◆ **THE TASK**
Pull out from the material below all lines with "There".

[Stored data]

__________

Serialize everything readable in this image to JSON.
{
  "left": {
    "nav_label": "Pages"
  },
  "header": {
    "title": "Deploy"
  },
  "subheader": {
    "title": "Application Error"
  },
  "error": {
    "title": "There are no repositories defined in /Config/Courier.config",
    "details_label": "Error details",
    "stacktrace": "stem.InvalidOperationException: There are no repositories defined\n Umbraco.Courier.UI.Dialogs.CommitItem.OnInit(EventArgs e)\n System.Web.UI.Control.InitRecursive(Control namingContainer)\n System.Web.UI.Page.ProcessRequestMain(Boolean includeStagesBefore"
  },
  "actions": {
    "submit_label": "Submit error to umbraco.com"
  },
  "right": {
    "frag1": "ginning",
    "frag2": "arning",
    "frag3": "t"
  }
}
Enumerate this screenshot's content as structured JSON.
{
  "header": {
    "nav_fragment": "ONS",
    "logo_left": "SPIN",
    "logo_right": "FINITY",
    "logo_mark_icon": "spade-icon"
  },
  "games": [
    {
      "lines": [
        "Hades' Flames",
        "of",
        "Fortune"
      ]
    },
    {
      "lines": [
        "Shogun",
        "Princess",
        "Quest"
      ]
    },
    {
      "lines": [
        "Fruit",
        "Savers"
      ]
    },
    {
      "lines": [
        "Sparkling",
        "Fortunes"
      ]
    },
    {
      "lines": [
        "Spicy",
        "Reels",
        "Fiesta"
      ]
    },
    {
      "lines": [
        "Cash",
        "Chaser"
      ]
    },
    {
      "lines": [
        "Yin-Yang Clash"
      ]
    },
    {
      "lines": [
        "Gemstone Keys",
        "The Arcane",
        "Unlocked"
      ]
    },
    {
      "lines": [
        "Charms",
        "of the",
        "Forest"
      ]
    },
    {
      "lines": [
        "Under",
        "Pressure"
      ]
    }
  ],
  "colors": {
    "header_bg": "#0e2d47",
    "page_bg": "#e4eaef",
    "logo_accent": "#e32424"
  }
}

__________

◆ **ANSWER TO THIS EXERCISE**
    "title": "There are no repositories defined in /Config/Courier.config",
    "stacktrace": "stem.InvalidOperationException: There are no repositories defined\n Umbraco.Courier.UI.Dialogs.CommitItem.OnInit(EventArgs e)\n System.Web.UI.Control.InitRecursive(Control namingContainer)\n System.Web.UI.Page.ProcessRequestMain(Boolean includeStagesBefore"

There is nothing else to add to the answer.